Pictures stay out of the copy; restate everything else in the material exactly.
★ ★ ★ ★ ★
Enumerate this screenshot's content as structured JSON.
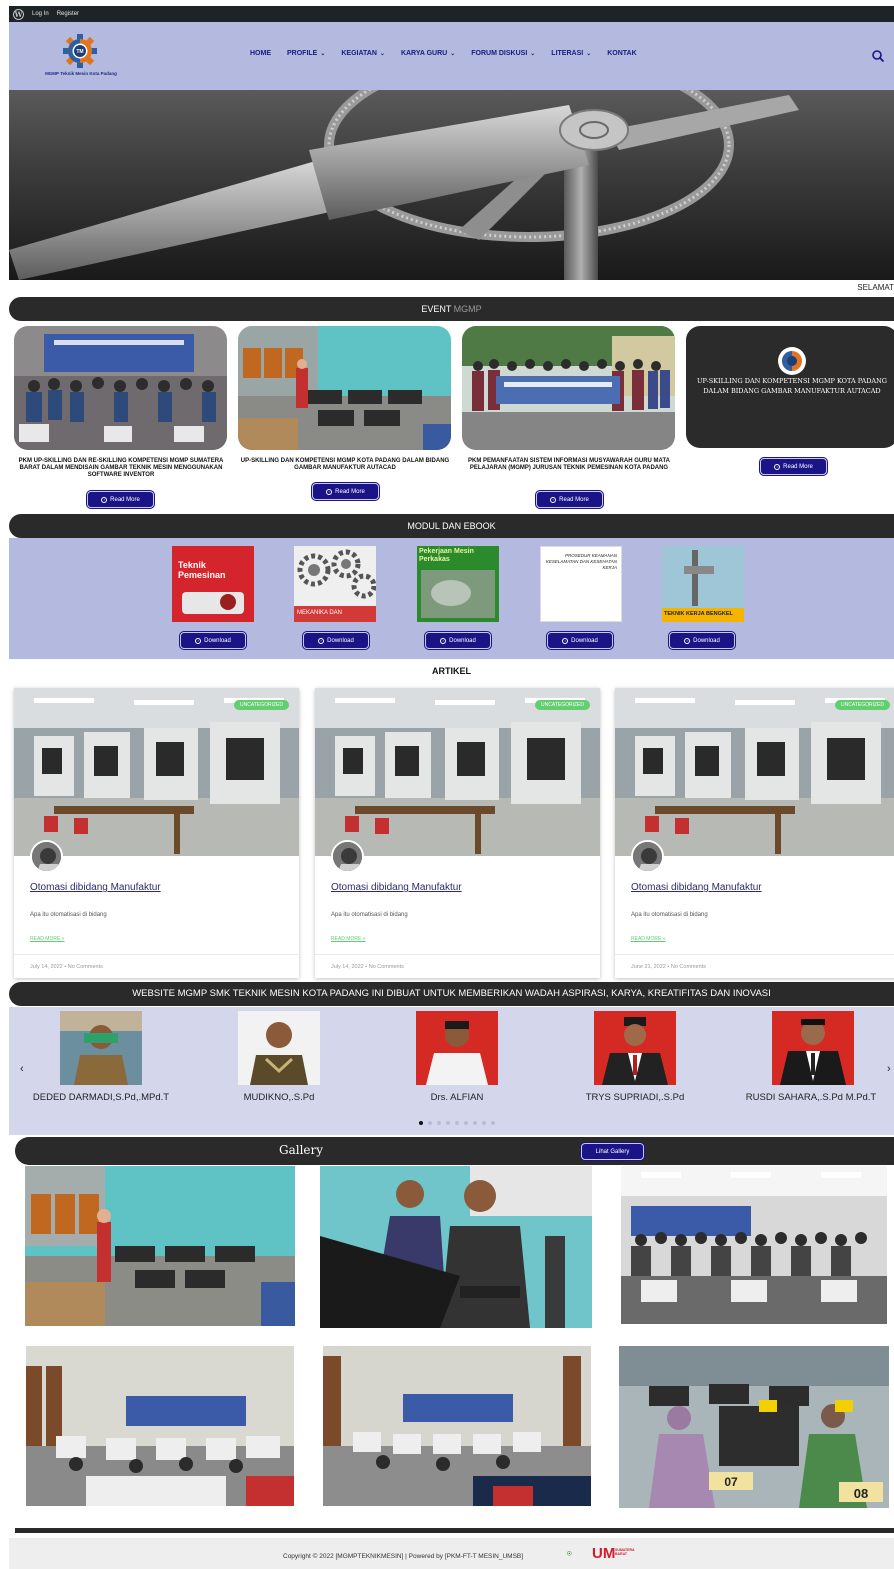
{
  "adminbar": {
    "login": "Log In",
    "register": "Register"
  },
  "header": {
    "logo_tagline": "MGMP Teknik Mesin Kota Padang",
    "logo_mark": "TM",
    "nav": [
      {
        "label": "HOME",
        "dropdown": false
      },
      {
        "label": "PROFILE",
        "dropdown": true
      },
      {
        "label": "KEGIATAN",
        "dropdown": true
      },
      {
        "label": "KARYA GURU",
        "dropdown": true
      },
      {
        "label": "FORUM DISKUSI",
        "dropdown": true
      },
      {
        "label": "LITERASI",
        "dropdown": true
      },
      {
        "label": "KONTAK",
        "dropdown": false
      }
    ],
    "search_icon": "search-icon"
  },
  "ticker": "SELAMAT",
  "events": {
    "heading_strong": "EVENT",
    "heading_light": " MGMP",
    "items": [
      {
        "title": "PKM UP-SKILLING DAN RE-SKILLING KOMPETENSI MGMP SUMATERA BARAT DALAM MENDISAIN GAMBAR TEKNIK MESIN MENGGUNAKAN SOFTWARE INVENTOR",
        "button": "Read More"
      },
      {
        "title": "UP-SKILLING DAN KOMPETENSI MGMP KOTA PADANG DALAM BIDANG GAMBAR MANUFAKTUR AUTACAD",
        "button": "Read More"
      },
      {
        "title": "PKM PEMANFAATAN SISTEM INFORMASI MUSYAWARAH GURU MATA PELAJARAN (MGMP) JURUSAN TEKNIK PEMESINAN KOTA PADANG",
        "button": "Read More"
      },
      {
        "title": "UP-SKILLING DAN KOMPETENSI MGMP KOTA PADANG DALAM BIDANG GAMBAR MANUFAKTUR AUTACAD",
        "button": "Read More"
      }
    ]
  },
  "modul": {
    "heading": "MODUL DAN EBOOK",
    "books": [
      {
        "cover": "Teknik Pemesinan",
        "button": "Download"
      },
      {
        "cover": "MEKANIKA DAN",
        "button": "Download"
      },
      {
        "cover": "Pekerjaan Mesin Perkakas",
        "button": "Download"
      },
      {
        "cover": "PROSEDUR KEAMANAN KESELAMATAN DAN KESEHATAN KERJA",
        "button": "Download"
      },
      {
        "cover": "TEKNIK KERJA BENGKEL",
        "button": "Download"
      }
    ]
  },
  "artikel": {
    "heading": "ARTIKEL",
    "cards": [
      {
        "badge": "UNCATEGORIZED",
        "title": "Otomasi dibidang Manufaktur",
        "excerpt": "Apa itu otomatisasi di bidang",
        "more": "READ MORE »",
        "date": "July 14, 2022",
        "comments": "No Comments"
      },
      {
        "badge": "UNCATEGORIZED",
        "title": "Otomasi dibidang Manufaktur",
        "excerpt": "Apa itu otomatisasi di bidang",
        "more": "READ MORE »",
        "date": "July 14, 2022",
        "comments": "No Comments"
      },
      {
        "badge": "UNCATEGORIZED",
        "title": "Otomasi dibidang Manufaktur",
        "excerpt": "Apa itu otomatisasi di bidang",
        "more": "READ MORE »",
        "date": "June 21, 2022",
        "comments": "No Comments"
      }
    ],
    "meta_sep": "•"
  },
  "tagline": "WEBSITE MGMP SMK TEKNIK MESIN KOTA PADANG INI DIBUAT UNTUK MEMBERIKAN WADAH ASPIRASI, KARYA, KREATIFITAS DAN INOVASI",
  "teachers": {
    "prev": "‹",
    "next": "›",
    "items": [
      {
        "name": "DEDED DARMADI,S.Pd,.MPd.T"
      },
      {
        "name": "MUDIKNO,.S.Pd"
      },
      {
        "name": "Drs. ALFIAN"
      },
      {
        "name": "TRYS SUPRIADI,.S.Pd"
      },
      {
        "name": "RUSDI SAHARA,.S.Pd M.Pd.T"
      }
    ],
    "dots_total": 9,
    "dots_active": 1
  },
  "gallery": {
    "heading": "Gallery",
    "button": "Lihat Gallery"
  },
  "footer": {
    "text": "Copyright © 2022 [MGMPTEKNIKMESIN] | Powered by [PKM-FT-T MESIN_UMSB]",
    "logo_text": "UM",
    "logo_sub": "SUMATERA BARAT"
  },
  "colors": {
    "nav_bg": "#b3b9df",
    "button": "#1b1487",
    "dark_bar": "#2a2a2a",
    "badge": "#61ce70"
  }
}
★ ★ ★ ★ ★
FULL ANSWER:
Enumerate this screenshot's content as structured JSON.
{
  "adminbar": {
    "login": "Log In",
    "register": "Register"
  },
  "header": {
    "logo_tagline": "MGMP Teknik Mesin Kota Padang",
    "logo_mark": "TM",
    "nav": [
      {
        "label": "HOME",
        "dropdown": false
      },
      {
        "label": "PROFILE",
        "dropdown": true
      },
      {
        "label": "KEGIATAN",
        "dropdown": true
      },
      {
        "label": "KARYA GURU",
        "dropdown": true
      },
      {
        "label": "FORUM DISKUSI",
        "dropdown": true
      },
      {
        "label": "LITERASI",
        "dropdown": true
      },
      {
        "label": "KONTAK",
        "dropdown": false
      }
    ],
    "search_icon": "search-icon"
  },
  "ticker": "SELAMAT",
  "events": {
    "heading_strong": "EVENT",
    "heading_light": " MGMP",
    "items": [
      {
        "title": "PKM UP-SKILLING DAN RE-SKILLING KOMPETENSI MGMP SUMATERA BARAT DALAM MENDISAIN GAMBAR TEKNIK MESIN MENGGUNAKAN SOFTWARE INVENTOR",
        "button": "Read More"
      },
      {
        "title": "UP-SKILLING DAN KOMPETENSI MGMP KOTA PADANG DALAM BIDANG GAMBAR MANUFAKTUR AUTACAD",
        "button": "Read More"
      },
      {
        "title": "PKM PEMANFAATAN SISTEM INFORMASI MUSYAWARAH GURU MATA PELAJARAN (MGMP) JURUSAN TEKNIK PEMESINAN KOTA PADANG",
        "button": "Read More"
      },
      {
        "title": "UP-SKILLING DAN KOMPETENSI MGMP KOTA PADANG DALAM BIDANG GAMBAR MANUFAKTUR AUTACAD",
        "button": "Read More"
      }
    ]
  },
  "modul": {
    "heading": "MODUL DAN EBOOK",
    "books": [
      {
        "cover": "Teknik Pemesinan",
        "button": "Download"
      },
      {
        "cover": "MEKANIKA DAN",
        "button": "Download"
      },
      {
        "cover": "Pekerjaan Mesin Perkakas",
        "button": "Download"
      },
      {
        "cover": "PROSEDUR KEAMANAN KESELAMATAN DAN KESEHATAN KERJA",
        "button": "Download"
      },
      {
        "cover": "TEKNIK KERJA BENGKEL",
        "button": "Download"
      }
    ]
  },
  "artikel": {
    "heading": "ARTIKEL",
    "cards": [
      {
        "badge": "UNCATEGORIZED",
        "title": "Otomasi dibidang Manufaktur",
        "excerpt": "Apa itu otomatisasi di bidang",
        "more": "READ MORE »",
        "date": "July 14, 2022",
        "comments": "No Comments"
      },
      {
        "badge": "UNCATEGORIZED",
        "title": "Otomasi dibidang Manufaktur",
        "excerpt": "Apa itu otomatisasi di bidang",
        "more": "READ MORE »",
        "date": "July 14, 2022",
        "comments": "No Comments"
      },
      {
        "badge": "UNCATEGORIZED",
        "title": "Otomasi dibidang Manufaktur",
        "excerpt": "Apa itu otomatisasi di bidang",
        "more": "READ MORE »",
        "date": "June 21, 2022",
        "comments": "No Comments"
      }
    ],
    "meta_sep": "•"
  },
  "tagline": "WEBSITE MGMP SMK TEKNIK MESIN KOTA PADANG INI DIBUAT UNTUK MEMBERIKAN WADAH ASPIRASI, KARYA, KREATIFITAS DAN INOVASI",
  "teachers": {
    "prev": "‹",
    "next": "›",
    "items": [
      {
        "name": "DEDED DARMADI,S.Pd,.MPd.T"
      },
      {
        "name": "MUDIKNO,.S.Pd"
      },
      {
        "name": "Drs. ALFIAN"
      },
      {
        "name": "TRYS SUPRIADI,.S.Pd"
      },
      {
        "name": "RUSDI SAHARA,.S.Pd M.Pd.T"
      }
    ],
    "dots_total": 9,
    "dots_active": 1
  },
  "gallery": {
    "heading": "Gallery",
    "button": "Lihat Gallery"
  },
  "footer": {
    "text": "Copyright © 2022 [MGMPTEKNIKMESIN] | Powered by [PKM-FT-T MESIN_UMSB]",
    "logo_text": "UM",
    "logo_sub": "SUMATERA BARAT"
  },
  "colors": {
    "nav_bg": "#b3b9df",
    "button": "#1b1487",
    "dark_bar": "#2a2a2a",
    "badge": "#61ce70"
  }
}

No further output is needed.